# start of Given entries

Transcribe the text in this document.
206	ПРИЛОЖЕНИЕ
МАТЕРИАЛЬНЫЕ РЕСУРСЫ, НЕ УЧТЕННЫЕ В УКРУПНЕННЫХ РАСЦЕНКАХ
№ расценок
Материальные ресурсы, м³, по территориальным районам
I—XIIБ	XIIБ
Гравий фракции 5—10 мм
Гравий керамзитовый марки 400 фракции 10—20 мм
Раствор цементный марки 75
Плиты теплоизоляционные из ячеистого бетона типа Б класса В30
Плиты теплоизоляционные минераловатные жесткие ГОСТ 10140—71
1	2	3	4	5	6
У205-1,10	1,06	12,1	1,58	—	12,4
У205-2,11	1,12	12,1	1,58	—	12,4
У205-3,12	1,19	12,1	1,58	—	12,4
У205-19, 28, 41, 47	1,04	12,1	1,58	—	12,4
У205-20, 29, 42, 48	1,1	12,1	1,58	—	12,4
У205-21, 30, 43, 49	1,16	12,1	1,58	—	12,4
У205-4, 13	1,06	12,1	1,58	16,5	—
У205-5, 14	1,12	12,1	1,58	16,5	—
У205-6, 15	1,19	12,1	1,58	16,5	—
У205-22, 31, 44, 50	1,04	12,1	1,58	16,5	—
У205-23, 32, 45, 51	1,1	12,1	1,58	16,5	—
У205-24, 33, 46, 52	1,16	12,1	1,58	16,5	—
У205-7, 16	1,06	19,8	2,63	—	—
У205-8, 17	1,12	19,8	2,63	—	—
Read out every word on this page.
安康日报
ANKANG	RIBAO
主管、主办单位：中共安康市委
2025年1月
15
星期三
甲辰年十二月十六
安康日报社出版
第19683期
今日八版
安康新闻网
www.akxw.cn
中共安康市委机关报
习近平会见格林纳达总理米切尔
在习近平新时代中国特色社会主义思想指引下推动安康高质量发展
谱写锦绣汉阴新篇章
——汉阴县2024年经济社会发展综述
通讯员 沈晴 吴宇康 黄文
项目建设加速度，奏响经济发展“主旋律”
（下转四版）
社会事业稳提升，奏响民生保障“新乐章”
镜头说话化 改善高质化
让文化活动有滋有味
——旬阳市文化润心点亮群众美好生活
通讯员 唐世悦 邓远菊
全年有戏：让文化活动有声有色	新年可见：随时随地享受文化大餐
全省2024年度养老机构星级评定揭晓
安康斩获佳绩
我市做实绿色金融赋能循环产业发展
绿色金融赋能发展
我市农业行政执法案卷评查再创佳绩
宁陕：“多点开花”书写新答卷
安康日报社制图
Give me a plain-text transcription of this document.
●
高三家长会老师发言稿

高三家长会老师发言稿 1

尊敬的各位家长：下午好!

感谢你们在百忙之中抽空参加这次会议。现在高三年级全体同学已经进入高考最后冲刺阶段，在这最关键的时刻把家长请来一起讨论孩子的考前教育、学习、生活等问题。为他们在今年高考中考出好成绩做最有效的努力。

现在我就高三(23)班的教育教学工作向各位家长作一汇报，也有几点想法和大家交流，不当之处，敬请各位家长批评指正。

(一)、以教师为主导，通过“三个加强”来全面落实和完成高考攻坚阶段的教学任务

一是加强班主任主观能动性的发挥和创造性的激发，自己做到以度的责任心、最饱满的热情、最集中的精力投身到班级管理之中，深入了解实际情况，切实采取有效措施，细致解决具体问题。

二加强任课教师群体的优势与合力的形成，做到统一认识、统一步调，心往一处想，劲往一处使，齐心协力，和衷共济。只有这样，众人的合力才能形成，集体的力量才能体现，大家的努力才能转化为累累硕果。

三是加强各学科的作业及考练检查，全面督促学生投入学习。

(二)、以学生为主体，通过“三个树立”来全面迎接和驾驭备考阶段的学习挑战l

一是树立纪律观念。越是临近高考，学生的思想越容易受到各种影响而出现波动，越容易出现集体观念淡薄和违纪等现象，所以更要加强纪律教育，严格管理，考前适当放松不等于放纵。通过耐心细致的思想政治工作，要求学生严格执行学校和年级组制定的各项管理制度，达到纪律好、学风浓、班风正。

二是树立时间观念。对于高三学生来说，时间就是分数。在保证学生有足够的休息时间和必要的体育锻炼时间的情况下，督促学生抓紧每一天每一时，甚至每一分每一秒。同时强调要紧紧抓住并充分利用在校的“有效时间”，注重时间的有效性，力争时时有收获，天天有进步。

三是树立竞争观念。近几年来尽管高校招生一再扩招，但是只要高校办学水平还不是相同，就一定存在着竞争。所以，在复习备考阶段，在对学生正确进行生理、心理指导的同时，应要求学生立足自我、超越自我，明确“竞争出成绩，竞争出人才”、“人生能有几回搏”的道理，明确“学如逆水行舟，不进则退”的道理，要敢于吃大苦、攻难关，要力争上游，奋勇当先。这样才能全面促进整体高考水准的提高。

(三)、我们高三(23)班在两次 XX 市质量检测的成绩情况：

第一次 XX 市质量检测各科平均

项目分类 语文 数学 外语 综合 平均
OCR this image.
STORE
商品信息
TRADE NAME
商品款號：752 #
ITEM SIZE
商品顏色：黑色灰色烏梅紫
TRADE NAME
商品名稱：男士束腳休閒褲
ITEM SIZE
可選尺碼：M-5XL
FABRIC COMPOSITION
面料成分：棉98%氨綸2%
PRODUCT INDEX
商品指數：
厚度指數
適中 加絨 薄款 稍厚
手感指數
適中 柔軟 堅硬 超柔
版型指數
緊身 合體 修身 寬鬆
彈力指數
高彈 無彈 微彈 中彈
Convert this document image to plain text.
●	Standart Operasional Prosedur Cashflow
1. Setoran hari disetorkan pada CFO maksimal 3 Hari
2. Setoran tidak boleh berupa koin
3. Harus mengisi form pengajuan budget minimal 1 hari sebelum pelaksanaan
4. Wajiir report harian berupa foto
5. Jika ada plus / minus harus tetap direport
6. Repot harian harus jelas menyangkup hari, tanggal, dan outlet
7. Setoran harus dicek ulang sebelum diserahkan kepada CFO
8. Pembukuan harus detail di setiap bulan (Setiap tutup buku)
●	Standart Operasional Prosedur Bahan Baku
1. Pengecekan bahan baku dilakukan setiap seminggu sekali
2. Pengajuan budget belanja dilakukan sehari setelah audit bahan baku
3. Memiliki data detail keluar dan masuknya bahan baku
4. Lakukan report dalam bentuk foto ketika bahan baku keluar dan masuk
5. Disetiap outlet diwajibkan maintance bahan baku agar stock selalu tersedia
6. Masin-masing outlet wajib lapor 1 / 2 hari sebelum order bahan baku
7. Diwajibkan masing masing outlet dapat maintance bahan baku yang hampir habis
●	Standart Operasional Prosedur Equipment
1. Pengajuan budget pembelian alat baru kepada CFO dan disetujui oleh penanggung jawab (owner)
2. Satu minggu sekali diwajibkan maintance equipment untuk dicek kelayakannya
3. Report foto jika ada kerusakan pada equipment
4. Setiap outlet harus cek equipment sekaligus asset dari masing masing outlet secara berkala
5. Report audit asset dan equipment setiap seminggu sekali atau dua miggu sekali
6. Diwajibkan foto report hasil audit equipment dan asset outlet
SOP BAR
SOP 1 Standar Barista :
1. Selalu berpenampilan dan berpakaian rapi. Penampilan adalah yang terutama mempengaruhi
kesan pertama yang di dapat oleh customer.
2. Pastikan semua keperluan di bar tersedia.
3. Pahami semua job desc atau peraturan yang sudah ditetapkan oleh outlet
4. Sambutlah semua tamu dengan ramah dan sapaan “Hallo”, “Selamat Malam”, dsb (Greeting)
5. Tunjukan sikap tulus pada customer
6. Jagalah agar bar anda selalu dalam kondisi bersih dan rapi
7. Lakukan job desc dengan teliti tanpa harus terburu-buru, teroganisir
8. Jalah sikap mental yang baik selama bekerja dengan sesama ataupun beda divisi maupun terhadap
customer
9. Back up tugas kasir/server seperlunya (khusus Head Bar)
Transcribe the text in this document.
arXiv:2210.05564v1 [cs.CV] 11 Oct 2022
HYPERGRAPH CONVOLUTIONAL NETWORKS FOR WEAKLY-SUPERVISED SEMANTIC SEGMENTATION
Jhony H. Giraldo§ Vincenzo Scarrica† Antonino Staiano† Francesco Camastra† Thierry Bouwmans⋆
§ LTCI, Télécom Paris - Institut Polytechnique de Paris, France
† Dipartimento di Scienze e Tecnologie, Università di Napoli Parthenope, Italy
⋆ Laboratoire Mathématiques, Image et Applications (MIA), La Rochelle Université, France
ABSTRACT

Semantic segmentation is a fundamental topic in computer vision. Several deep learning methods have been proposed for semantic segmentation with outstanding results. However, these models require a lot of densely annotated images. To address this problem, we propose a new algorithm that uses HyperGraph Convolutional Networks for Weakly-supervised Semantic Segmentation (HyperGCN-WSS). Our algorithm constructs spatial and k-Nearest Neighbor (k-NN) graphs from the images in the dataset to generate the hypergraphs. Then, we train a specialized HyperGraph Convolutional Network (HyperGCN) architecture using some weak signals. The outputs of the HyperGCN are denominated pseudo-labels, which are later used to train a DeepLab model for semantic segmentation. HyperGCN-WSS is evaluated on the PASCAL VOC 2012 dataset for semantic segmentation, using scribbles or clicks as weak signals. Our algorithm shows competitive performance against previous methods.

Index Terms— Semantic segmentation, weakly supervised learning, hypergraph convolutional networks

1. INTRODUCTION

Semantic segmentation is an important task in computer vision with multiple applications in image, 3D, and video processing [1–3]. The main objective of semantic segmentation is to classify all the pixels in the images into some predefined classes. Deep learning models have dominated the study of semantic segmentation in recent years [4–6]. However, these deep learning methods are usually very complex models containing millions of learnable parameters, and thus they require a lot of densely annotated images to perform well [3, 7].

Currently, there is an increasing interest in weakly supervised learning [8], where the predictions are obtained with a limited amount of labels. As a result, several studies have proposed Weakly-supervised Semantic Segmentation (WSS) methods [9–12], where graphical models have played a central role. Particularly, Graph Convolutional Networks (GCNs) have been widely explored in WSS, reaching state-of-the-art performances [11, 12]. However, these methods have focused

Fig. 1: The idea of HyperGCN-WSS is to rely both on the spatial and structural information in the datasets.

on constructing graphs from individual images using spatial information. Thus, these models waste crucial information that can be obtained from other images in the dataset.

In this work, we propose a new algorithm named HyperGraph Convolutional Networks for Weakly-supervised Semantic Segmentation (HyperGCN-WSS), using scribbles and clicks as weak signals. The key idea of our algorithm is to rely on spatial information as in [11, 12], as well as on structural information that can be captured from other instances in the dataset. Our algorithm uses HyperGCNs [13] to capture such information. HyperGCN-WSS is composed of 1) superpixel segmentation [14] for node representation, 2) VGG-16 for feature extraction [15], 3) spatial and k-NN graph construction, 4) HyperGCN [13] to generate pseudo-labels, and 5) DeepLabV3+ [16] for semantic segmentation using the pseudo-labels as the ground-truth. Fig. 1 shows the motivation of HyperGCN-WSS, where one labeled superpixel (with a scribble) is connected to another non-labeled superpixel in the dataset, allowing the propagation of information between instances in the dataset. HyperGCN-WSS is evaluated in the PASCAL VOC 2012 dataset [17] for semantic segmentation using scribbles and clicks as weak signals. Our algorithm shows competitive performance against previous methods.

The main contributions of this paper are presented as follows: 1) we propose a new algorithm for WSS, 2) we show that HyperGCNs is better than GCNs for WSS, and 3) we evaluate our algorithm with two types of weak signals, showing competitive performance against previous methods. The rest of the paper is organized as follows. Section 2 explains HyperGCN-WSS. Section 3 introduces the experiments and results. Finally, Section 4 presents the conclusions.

# end of Given entries

**Aim:**
Write out every line of the entries that holds the word "text".

**Correct answer:**
Transcribe the text in this document.
Give me a plain-text transcription of this document.
Convert this document image to plain text.
Transcribe the text in this document.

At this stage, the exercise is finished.